>> start GIVEN RECORDS
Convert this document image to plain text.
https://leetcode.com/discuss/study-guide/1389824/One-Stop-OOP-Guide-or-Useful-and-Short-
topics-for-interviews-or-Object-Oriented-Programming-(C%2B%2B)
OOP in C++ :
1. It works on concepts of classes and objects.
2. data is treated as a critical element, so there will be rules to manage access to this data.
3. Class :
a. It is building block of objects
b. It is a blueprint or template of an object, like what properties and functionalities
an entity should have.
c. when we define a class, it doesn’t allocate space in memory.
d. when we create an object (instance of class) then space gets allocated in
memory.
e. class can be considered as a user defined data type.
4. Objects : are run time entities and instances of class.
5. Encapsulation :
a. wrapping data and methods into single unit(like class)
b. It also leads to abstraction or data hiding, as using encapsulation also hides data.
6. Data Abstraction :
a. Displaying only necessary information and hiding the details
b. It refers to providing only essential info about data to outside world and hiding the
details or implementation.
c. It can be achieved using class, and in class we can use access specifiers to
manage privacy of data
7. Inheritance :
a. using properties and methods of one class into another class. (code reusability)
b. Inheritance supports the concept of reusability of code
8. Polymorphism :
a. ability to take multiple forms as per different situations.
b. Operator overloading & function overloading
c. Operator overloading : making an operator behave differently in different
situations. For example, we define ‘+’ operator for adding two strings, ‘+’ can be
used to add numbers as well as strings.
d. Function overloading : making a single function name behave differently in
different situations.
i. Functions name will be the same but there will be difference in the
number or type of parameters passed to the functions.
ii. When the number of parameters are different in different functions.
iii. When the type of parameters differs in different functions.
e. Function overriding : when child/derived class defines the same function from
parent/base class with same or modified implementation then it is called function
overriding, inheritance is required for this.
>> end GIVEN RECORDS
## STATED PROBLEM
Transcribe the material above word for word.

## EXERCISE ANSWER
Convert this document image to plain text.
https://leetcode.com/discuss/study-guide/1389824/One-Stop-OOP-Guide-or-Useful-and-Short-
topics-for-interviews-or-Object-Oriented-Programming-(C%2B%2B)
OOP in C++ :
1. It works on concepts of classes and objects.
2. data is treated as a critical element, so there will be rules to manage access to this data.
3. Class :
a. It is building block of objects
b. It is a blueprint or template of an object, like what properties and functionalities
an entity should have.
c. when we define a class, it doesn’t allocate space in memory.
d. when we create an object (instance of class) then space gets allocated in
memory.
e. class can be considered as a user defined data type.
4. Objects : are run time entities and instances of class.
5. Encapsulation :
a. wrapping data and methods into single unit(like class)
b. It also leads to abstraction or data hiding, as using encapsulation also hides data.
6. Data Abstraction :
a. Displaying only necessary information and hiding the details
b. It refers to providing only essential info about data to outside world and hiding the
details or implementation.
c. It can be achieved using class, and in class we can use access specifiers to
manage privacy of data
7. Inheritance :
a. using properties and methods of one class into another class. (code reusability)
b. Inheritance supports the concept of reusability of code
8. Polymorphism :
a. ability to take multiple forms as per different situations.
b. Operator overloading & function overloading
c. Operator overloading : making an operator behave differently in different
situations. For example, we define ‘+’ operator for adding two strings, ‘+’ can be
used to add numbers as well as strings.
d. Function overloading : making a single function name behave differently in
different situations.
i. Functions name will be the same but there will be difference in the
number or type of parameters passed to the functions.
ii. When the number of parameters are different in different functions.
iii. When the type of parameters differs in different functions.
e. Function overriding : when child/derived class defines the same function from
parent/base class with same or modified implementation then it is called function
overriding, inheritance is required for this.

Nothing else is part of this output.